WHAT THE TASK ASKS: Pull out every line from the listing that has the word "their".

AVAILABLE DATA:
— begin —
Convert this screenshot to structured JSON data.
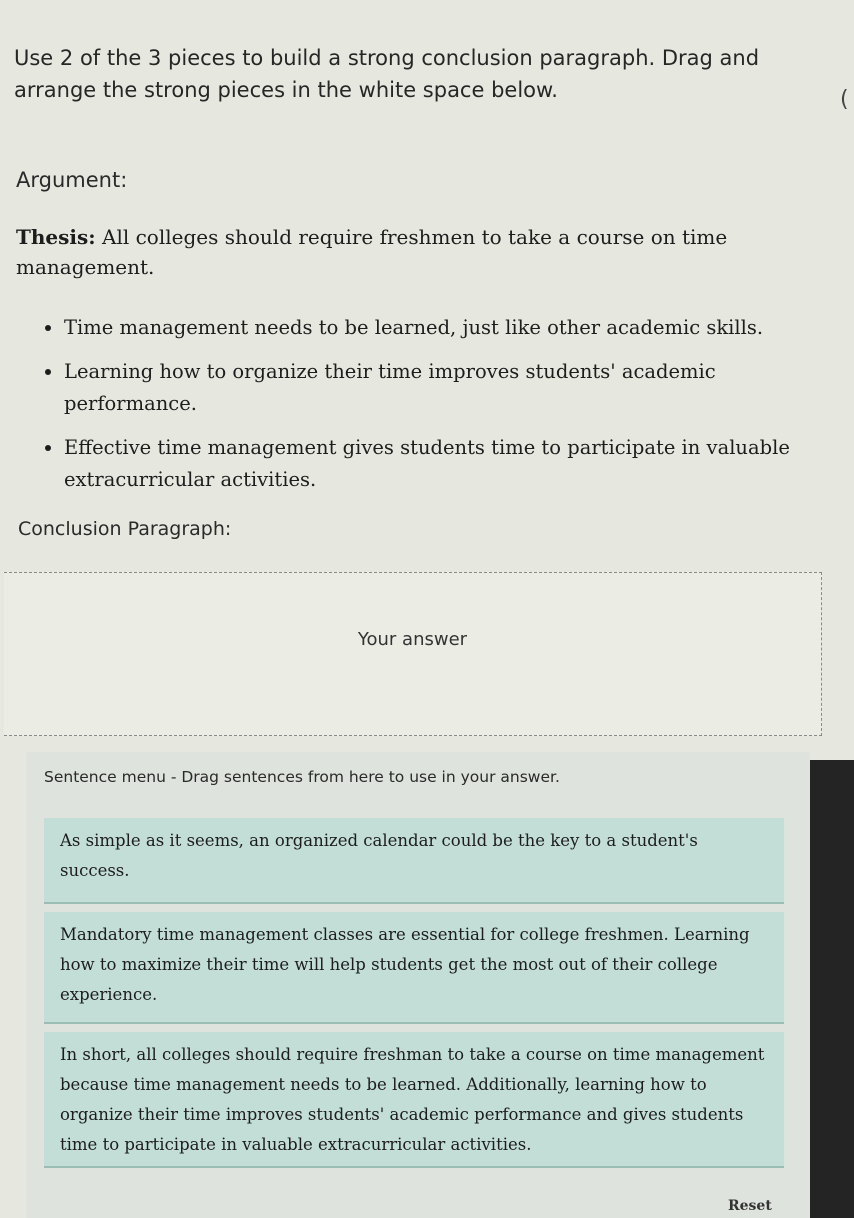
{
  "instructions": "Use 2 of the 3 pieces to build a strong conclusion paragraph. Drag and arrange the strong pieces in the white space below.",
  "argument_heading": "Argument:",
  "thesis": {
    "label": "Thesis:",
    "text": "All colleges should require freshmen to take a course on time management."
  },
  "points": [
    "Time management needs to be learned, just like other academic skills.",
    "Learning how to organize their time improves students' academic performance.",
    "Effective time management gives students time to participate in valuable extracurricular activities."
  ],
  "conclusion_heading": "Conclusion Paragraph:",
  "answer_placeholder": "Your answer",
  "sentence_menu": {
    "label": "Sentence menu - Drag sentences from here to use in your answer.",
    "sentences": [
      "As simple as it seems, an organized calendar could be the key to a student's success.",
      "Mandatory time management classes are essential for college freshmen. Learning how to maximize their time will help students get the most out of their college experience.",
      "In short, all colleges should require freshman to take a course on time management because time management needs to be learned. Additionally, learning how to organize their time improves students' academic performance and gives students time to participate in valuable extracurricular activities."
    ]
  },
  "reset_label": "Reset"
}
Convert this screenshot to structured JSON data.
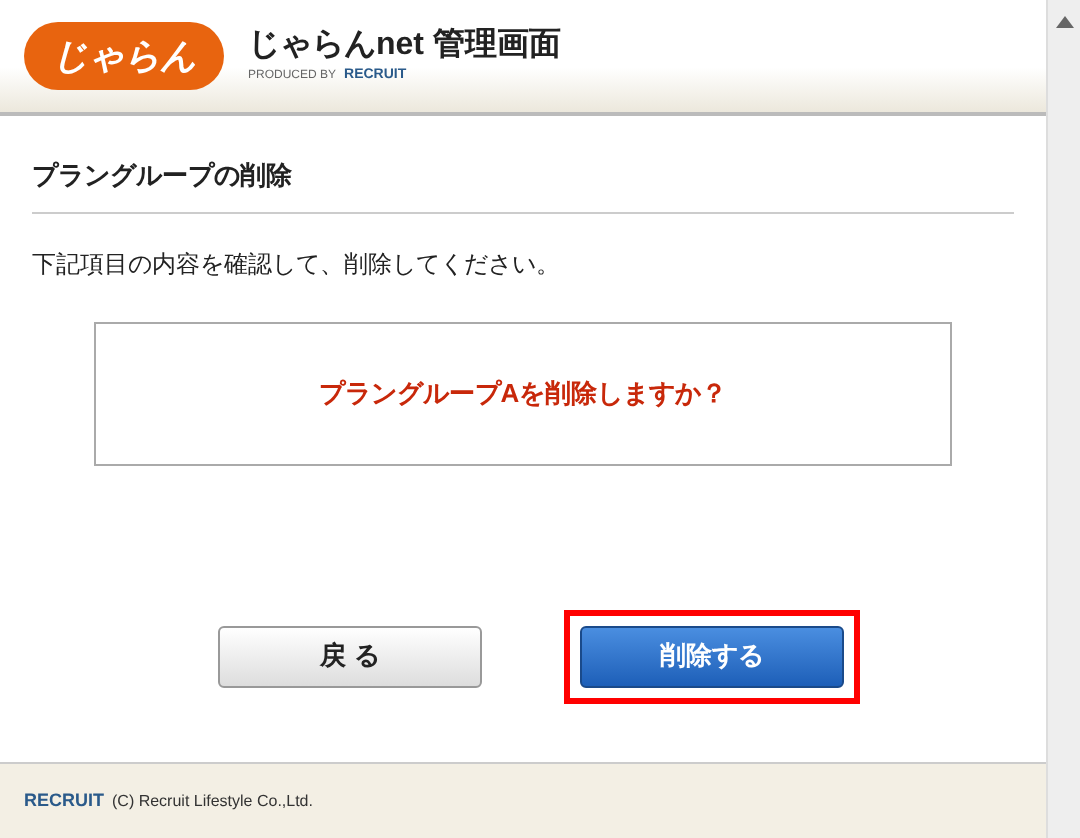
{
  "header": {
    "logo": "じゃらん",
    "title": "じゃらんnet 管理画面",
    "produced_by": "PRODUCED BY",
    "brand": "RECRUIT"
  },
  "page_title": "プラングループの削除",
  "instruction": "下記項目の内容を確認して、削除してください。",
  "confirm_message": "プラングループAを削除しますか？",
  "buttons": [
    {
      "kind": "secondary",
      "label": "戻 る",
      "highlighted": false
    },
    {
      "kind": "primary",
      "label": "削除する",
      "highlighted": true
    }
  ],
  "footer": {
    "brand": "RECRUIT",
    "copyright": "(C) Recruit Lifestyle Co.,Ltd."
  }
}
— end —
FULL SOLUTION:
    "Learning how to organize their time improves students' academic performance.",
      "Mandatory time management classes are essential for college freshmen. Learning how to maximize their time will help students get the most out of their college experience.",
      "In short, all colleges should require freshman to take a course on time management because time management needs to be learned. Additionally, learning how to organize their time improves students' academic performance and gives students time to participate in valuable extracurricular activities."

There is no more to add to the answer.